[[ QUOTED PASSAGE open ]]

You could argue that drinking a Diet Coke with a slize of pizza this size is a lost cause. But every little bit helps.
Besides, I’m doing it for your benefit, to provide a sense of scale to the monstrosities they sell at Koronet Pizza, a neighborhood joint a mere two blocks from my new apartment. I’m in so much fucking trouble. I have eaten more falafel sandwiches, Gray’s Papaya hotdogs, and pizza slices in one week than I’ve consumed in one year. And all this without a current gym membership. And don’t get me started on the mocha eclairs around the other corner at the Hungarian Pastry Shop. I slip into daydreams about the eclairs.
Until I moved into W 112th St I could pretend that I was eating like this because I was couch-surfing. But now I’ve been here two days and my only excuse is that the avocados on my kitchen counter aren’t ripe enough yet to make a nice salad.

[[ QUOTED PASSAGE closed ]]

ASSIGNED TASK 1: In the post about pizza, what is the name of the pizza place two blocks from the new apartment?
ASSIGNED TASK 2: Retype the post about pizza word for word, everything from "Until I moved" down to "a nice salad.".

[[ ENTRIES SUPPLIED open ]]

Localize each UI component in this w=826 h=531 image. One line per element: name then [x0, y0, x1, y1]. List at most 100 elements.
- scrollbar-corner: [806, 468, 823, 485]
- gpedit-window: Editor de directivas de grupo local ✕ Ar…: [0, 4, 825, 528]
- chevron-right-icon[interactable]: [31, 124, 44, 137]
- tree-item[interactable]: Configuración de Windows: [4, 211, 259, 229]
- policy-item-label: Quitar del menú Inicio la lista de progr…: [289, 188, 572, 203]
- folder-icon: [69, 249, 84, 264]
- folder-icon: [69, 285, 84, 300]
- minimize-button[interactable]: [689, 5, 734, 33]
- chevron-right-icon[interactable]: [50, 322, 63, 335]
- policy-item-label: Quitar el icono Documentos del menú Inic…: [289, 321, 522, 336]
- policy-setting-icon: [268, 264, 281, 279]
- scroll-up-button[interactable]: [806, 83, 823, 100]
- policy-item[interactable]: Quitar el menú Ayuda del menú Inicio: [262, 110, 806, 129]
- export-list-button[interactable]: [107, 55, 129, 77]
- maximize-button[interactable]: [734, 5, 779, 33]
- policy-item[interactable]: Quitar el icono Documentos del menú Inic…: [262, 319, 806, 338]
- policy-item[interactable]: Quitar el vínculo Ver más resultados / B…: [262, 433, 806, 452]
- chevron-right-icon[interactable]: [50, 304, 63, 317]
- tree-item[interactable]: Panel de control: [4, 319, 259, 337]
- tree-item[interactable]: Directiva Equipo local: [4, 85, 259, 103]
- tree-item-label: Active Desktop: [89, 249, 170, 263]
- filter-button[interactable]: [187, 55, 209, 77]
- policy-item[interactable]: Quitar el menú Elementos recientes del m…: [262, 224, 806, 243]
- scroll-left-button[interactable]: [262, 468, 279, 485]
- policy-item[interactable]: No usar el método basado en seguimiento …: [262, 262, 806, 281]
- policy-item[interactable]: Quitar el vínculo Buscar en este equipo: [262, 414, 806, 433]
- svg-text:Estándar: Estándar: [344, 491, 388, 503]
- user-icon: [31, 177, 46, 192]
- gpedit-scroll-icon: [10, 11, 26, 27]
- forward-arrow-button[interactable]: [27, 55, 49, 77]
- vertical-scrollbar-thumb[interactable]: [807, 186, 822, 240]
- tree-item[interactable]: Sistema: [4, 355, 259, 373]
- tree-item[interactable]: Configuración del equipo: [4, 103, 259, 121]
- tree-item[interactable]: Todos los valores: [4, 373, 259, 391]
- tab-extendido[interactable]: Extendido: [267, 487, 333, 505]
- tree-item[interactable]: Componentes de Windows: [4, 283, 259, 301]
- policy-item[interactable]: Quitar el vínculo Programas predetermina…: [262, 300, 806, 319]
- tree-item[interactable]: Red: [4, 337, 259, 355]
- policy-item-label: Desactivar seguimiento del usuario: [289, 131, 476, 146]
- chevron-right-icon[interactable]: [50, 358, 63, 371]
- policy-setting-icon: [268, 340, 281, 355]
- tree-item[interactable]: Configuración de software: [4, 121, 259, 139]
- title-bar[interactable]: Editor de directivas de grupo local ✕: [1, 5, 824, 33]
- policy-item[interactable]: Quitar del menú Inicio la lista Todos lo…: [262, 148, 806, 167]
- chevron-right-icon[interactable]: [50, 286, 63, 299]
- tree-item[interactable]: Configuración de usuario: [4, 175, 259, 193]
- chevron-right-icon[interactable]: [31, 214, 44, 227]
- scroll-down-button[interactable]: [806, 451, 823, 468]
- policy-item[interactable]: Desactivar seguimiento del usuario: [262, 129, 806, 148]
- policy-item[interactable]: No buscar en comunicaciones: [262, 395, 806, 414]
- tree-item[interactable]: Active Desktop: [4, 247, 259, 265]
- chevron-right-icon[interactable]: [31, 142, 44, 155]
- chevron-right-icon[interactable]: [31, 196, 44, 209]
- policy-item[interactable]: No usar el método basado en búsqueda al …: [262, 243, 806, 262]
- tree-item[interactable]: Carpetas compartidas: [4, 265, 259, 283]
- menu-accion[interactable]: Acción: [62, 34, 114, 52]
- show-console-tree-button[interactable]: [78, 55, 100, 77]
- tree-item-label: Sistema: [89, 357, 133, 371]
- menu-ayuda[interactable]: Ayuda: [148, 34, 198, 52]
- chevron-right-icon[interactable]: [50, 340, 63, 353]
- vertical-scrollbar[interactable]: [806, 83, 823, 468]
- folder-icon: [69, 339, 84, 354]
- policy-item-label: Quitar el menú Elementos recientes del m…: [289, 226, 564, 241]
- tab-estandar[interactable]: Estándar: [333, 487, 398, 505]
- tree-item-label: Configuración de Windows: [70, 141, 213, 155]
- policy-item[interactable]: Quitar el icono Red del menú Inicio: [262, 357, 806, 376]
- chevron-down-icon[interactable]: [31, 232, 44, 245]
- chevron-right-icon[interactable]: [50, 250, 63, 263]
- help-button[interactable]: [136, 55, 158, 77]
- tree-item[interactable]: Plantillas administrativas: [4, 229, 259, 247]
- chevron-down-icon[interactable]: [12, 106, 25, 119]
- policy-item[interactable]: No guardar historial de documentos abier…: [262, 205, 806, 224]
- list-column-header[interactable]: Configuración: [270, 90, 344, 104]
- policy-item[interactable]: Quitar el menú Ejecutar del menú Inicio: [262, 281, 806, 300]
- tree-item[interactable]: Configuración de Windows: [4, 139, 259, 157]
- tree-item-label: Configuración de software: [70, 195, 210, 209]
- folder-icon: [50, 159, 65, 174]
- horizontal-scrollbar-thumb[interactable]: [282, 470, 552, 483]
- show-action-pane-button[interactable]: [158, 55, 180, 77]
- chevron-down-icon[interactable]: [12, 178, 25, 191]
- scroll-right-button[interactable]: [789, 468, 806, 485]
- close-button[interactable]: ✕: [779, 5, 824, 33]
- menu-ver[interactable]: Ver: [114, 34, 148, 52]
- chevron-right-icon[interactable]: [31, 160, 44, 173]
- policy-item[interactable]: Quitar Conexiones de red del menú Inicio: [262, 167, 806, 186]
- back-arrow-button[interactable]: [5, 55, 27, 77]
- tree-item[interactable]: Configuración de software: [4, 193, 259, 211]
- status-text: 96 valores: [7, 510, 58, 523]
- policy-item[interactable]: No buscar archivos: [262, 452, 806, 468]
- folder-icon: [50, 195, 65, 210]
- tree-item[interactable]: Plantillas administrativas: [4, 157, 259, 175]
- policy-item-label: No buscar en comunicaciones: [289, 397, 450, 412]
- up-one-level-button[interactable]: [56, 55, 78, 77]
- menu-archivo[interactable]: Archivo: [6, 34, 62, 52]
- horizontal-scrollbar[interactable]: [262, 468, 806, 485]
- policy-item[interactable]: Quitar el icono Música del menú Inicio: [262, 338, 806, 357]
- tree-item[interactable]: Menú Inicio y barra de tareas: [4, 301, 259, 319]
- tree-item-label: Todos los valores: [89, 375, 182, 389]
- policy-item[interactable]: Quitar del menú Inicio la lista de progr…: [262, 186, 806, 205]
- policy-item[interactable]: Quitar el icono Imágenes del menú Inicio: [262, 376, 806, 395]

[[ ENTRIES SUPPLIED closed ]]

WORKED SOLUTION 1: Koronet Pizza

WORKED SOLUTION 2:
Until I moved into W 112th St I could pretend that I was eating like this because I was couch-surfing. But now I’ve been here two days and my only excuse is that the avocados on my kitchen counter aren’t ripe enough yet to make a nice salad.